Pictures in the data below are not part of the copy; transcribe everything else exactly.

Records from a collection of figures:
* * * * *
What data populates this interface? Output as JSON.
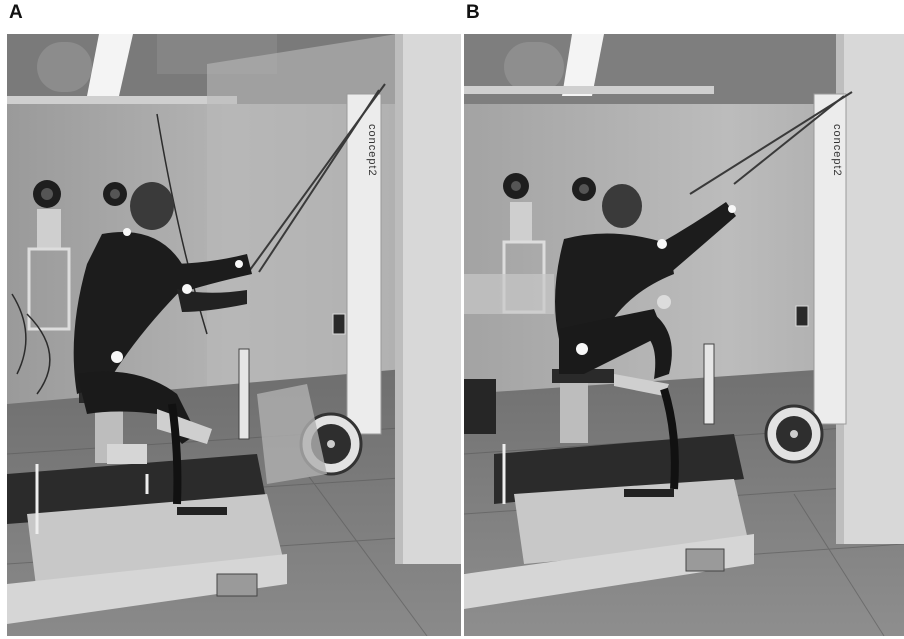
{
  "panels": [
    {
      "label": "A",
      "brand_text": "concept2"
    },
    {
      "label": "B",
      "brand_text": "concept2"
    }
  ]
}
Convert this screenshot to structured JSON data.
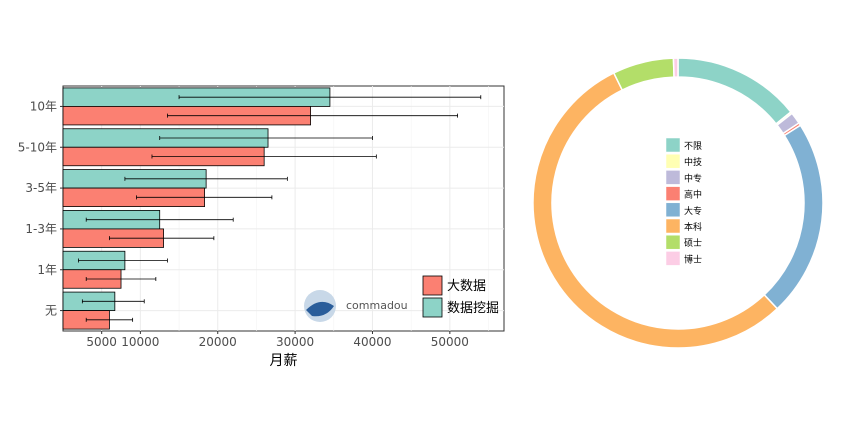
{
  "watermark": {
    "text": "commadou"
  },
  "chart_data": [
    {
      "type": "bar",
      "orientation": "horizontal",
      "title": "",
      "xlabel": "月薪",
      "ylabel": "",
      "xlim": [
        0,
        57000
      ],
      "xticks": [
        5000,
        10000,
        20000,
        30000,
        40000,
        50000
      ],
      "categories": [
        "10年",
        "5-10年",
        "3-5年",
        "1-3年",
        "1年",
        "无"
      ],
      "series": [
        {
          "name": "数据挖掘",
          "color": "#8dd3c7",
          "values": [
            34500,
            26500,
            18500,
            12500,
            8000,
            6700
          ],
          "err_low": [
            15000,
            12500,
            8000,
            3000,
            2000,
            2500
          ],
          "err_high": [
            54000,
            40000,
            29000,
            22000,
            13500,
            10500
          ]
        },
        {
          "name": "大数据",
          "color": "#fb8072",
          "values": [
            32000,
            26000,
            18300,
            13000,
            7500,
            6000
          ],
          "err_low": [
            13500,
            11500,
            9500,
            6000,
            3000,
            3000
          ],
          "err_high": [
            51000,
            40500,
            27000,
            19500,
            12000,
            9000
          ]
        }
      ],
      "grid": true,
      "legend_position": "bottom-right",
      "legend_order": [
        "大数据",
        "数据挖掘"
      ]
    },
    {
      "type": "pie",
      "style": "donut",
      "labels": [
        "不限",
        "中技",
        "中专",
        "高中",
        "大专",
        "本科",
        "硕士",
        "博士"
      ],
      "values": [
        14.2,
        0.2,
        1.3,
        0.3,
        22.0,
        54.7,
        6.8,
        0.5
      ],
      "colors": [
        "#8dd3c7",
        "#ffffb3",
        "#bebada",
        "#fb8072",
        "#80b1d3",
        "#fdb462",
        "#b3de69",
        "#fccde5"
      ],
      "legend_position": "center"
    }
  ]
}
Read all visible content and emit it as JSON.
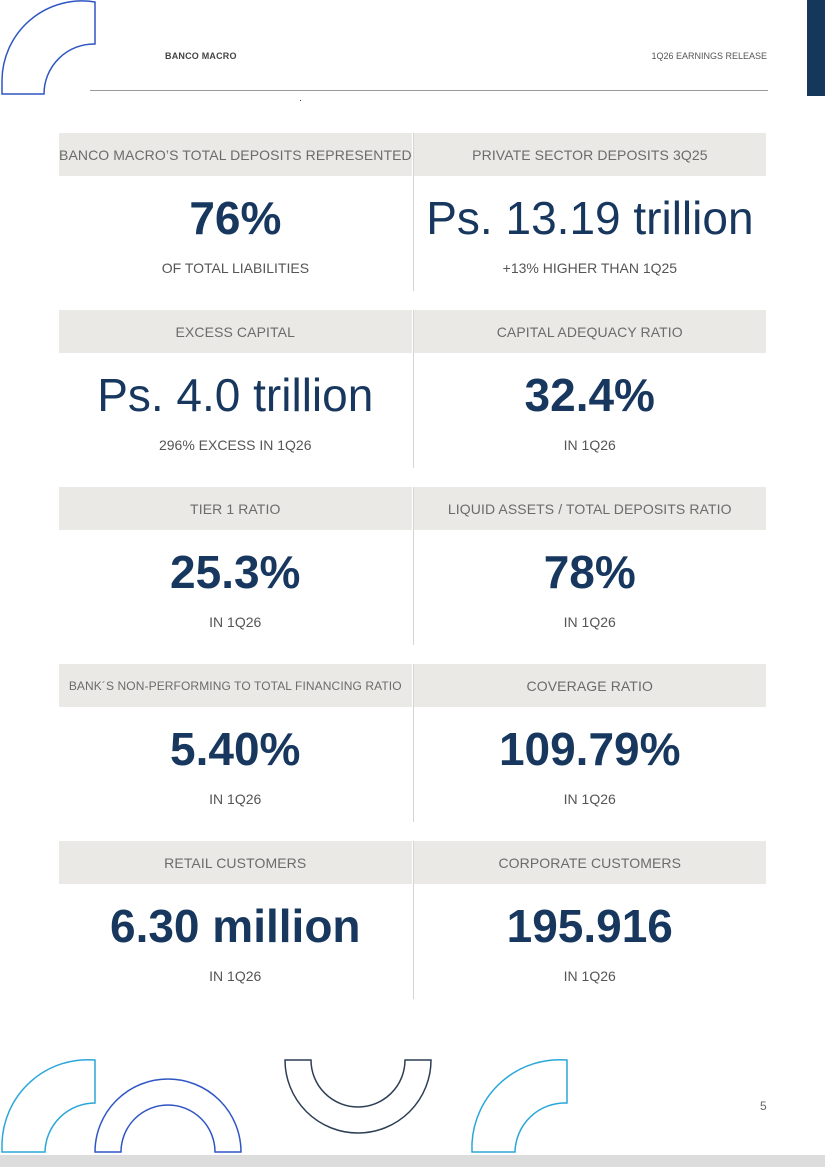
{
  "header": {
    "company": "BANCO MACRO",
    "release": "1Q26 EARNINGS RELEASE"
  },
  "colors": {
    "navy": "#17375e",
    "blue_outline": "#2f55c5",
    "teal_outline": "#2aa7d8",
    "dark_outline": "#2d3f55",
    "header_bg": "#eae9e6"
  },
  "metrics": [
    {
      "left": {
        "header": "BANCO MACRO’S TOTAL DEPOSITS REPRESENTED",
        "value": "76%",
        "sub": "OF TOTAL LIABILITIES"
      },
      "right": {
        "header": "PRIVATE SECTOR DEPOSITS 3Q25",
        "value": "Ps. 13.19 trillion",
        "sub": "+13% HIGHER THAN 1Q25"
      }
    },
    {
      "left": {
        "header": "EXCESS CAPITAL",
        "value": "Ps. 4.0 trillion",
        "sub": "296% EXCESS IN 1Q26"
      },
      "right": {
        "header": "CAPITAL ADEQUACY RATIO",
        "value": "32.4%",
        "sub": "IN 1Q26"
      }
    },
    {
      "left": {
        "header": "TIER 1 RATIO",
        "value": "25.3%",
        "sub": "IN 1Q26"
      },
      "right": {
        "header": "LIQUID ASSETS / TOTAL DEPOSITS RATIO",
        "value": "78%",
        "sub": "IN 1Q26"
      }
    },
    {
      "left": {
        "header": "BANK´S NON-PERFORMING TO TOTAL FINANCING RATIO",
        "value": "5.40%",
        "sub": "IN 1Q26"
      },
      "right": {
        "header": "COVERAGE RATIO",
        "value": "109.79%",
        "sub": "IN 1Q26"
      }
    },
    {
      "left": {
        "header": "RETAIL CUSTOMERS",
        "value": "6.30 million",
        "sub": "IN 1Q26"
      },
      "right": {
        "header": "CORPORATE CUSTOMERS",
        "value": "195.916",
        "sub": "IN 1Q26"
      }
    }
  ],
  "page_number": "5",
  "icons": [
    "arc-logo-icon"
  ]
}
* * * * *
Response below:
What data populates this interface? Output as JSON.
{
  "panels": [
    {
      "label": "A",
      "brand_text": "concept2"
    },
    {
      "label": "B",
      "brand_text": "concept2"
    }
  ]
}
Convert this screenshot to structured JSON data.
{
  "watermark": {
    "text": "commadou"
  },
  "chart_data": [
    {
      "type": "bar",
      "orientation": "horizontal",
      "title": "",
      "xlabel": "月薪",
      "ylabel": "",
      "xlim": [
        0,
        57000
      ],
      "xticks": [
        5000,
        10000,
        20000,
        30000,
        40000,
        50000
      ],
      "categories": [
        "10年",
        "5-10年",
        "3-5年",
        "1-3年",
        "1年",
        "无"
      ],
      "series": [
        {
          "name": "数据挖掘",
          "color": "#8dd3c7",
          "values": [
            34500,
            26500,
            18500,
            12500,
            8000,
            6700
          ],
          "err_low": [
            15000,
            12500,
            8000,
            3000,
            2000,
            2500
          ],
          "err_high": [
            54000,
            40000,
            29000,
            22000,
            13500,
            10500
          ]
        },
        {
          "name": "大数据",
          "color": "#fb8072",
          "values": [
            32000,
            26000,
            18300,
            13000,
            7500,
            6000
          ],
          "err_low": [
            13500,
            11500,
            9500,
            6000,
            3000,
            3000
          ],
          "err_high": [
            51000,
            40500,
            27000,
            19500,
            12000,
            9000
          ]
        }
      ],
      "grid": true,
      "legend_position": "bottom-right",
      "legend_order": [
        "大数据",
        "数据挖掘"
      ]
    },
    {
      "type": "pie",
      "style": "donut",
      "labels": [
        "不限",
        "中技",
        "中专",
        "高中",
        "大专",
        "本科",
        "硕士",
        "博士"
      ],
      "values": [
        14.2,
        0.2,
        1.3,
        0.3,
        22.0,
        54.7,
        6.8,
        0.5
      ],
      "colors": [
        "#8dd3c7",
        "#ffffb3",
        "#bebada",
        "#fb8072",
        "#80b1d3",
        "#fdb462",
        "#b3de69",
        "#fccde5"
      ],
      "legend_position": "center"
    }
  ]
}
Read all visible content and emit it as JSON.
{
  "header": {
    "company": "BANCO MACRO",
    "release": "1Q26 EARNINGS RELEASE"
  },
  "colors": {
    "navy": "#17375e",
    "blue_outline": "#2f55c5",
    "teal_outline": "#2aa7d8",
    "dark_outline": "#2d3f55",
    "header_bg": "#eae9e6"
  },
  "metrics": [
    {
      "left": {
        "header": "BANCO MACRO’S TOTAL DEPOSITS REPRESENTED",
        "value": "76%",
        "sub": "OF TOTAL LIABILITIES"
      },
      "right": {
        "header": "PRIVATE SECTOR DEPOSITS 3Q25",
        "value": "Ps. 13.19 trillion",
        "sub": "+13% HIGHER THAN 1Q25"
      }
    },
    {
      "left": {
        "header": "EXCESS CAPITAL",
        "value": "Ps. 4.0 trillion",
        "sub": "296% EXCESS IN 1Q26"
      },
      "right": {
        "header": "CAPITAL ADEQUACY RATIO",
        "value": "32.4%",
        "sub": "IN 1Q26"
      }
    },
    {
      "left": {
        "header": "TIER 1 RATIO",
        "value": "25.3%",
        "sub": "IN 1Q26"
      },
      "right": {
        "header": "LIQUID ASSETS / TOTAL DEPOSITS RATIO",
        "value": "78%",
        "sub": "IN 1Q26"
      }
    },
    {
      "left": {
        "header": "BANK´S NON-PERFORMING TO TOTAL FINANCING RATIO",
        "value": "5.40%",
        "sub": "IN 1Q26"
      },
      "right": {
        "header": "COVERAGE RATIO",
        "value": "109.79%",
        "sub": "IN 1Q26"
      }
    },
    {
      "left": {
        "header": "RETAIL CUSTOMERS",
        "value": "6.30 million",
        "sub": "IN 1Q26"
      },
      "right": {
        "header": "CORPORATE CUSTOMERS",
        "value": "195.916",
        "sub": "IN 1Q26"
      }
    }
  ],
  "page_number": "5",
  "icons": [
    "arc-logo-icon"
  ]
}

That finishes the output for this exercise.